» **Stated exercise**: Copy out all the entries word for word.

» **Dataset**:
____

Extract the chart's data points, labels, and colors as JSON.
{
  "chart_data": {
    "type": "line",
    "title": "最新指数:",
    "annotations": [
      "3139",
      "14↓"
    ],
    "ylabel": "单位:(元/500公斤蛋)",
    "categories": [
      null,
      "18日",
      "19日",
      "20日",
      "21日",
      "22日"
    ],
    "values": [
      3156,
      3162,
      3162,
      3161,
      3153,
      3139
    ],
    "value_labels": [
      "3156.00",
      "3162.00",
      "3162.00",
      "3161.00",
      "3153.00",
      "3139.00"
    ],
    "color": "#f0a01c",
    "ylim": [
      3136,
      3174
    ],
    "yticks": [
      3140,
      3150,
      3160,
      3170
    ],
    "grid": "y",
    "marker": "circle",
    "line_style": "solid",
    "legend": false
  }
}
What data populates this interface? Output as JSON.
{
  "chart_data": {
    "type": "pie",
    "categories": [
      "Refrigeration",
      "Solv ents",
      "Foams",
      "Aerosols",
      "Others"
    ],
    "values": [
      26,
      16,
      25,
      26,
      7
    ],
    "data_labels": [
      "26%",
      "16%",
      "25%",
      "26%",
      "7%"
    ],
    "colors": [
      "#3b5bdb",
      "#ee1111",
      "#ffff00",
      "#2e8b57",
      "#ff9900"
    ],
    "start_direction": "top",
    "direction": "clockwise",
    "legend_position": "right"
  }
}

____

» **Problem solution**:
Extract the chart's data points, labels, and colors as JSON.
{
  "chart_data": {
    "type": "line",
    "title": "最新指数:",
    "annotations": [
      "3139",
      "14↓"
    ],
    "ylabel": "单位:(元/500公斤蛋)",
    "categories": [
      null,
      "18日",
      "19日",
      "20日",
      "21日",
      "22日"
    ],
    "values": [
      3156,
      3162,
      3162,
      3161,
      3153,
      3139
    ],
    "value_labels": [
      "3156.00",
      "3162.00",
      "3162.00",
      "3161.00",
      "3153.00",
      "3139.00"
    ],
    "color": "#f0a01c",
    "ylim": [
      3136,
      3174
    ],
    "yticks": [
      3140,
      3150,
      3160,
      3170
    ],
    "grid": "y",
    "marker": "circle",
    "line_style": "solid",
    "legend": false
  }
}
What data populates this interface? Output as JSON.
{
  "chart_data": {
    "type": "pie",
    "categories": [
      "Refrigeration",
      "Solv ents",
      "Foams",
      "Aerosols",
      "Others"
    ],
    "values": [
      26,
      16,
      25,
      26,
      7
    ],
    "data_labels": [
      "26%",
      "16%",
      "25%",
      "26%",
      "7%"
    ],
    "colors": [
      "#3b5bdb",
      "#ee1111",
      "#ffff00",
      "#2e8b57",
      "#ff9900"
    ],
    "start_direction": "top",
    "direction": "clockwise",
    "legend_position": "right"
  }
}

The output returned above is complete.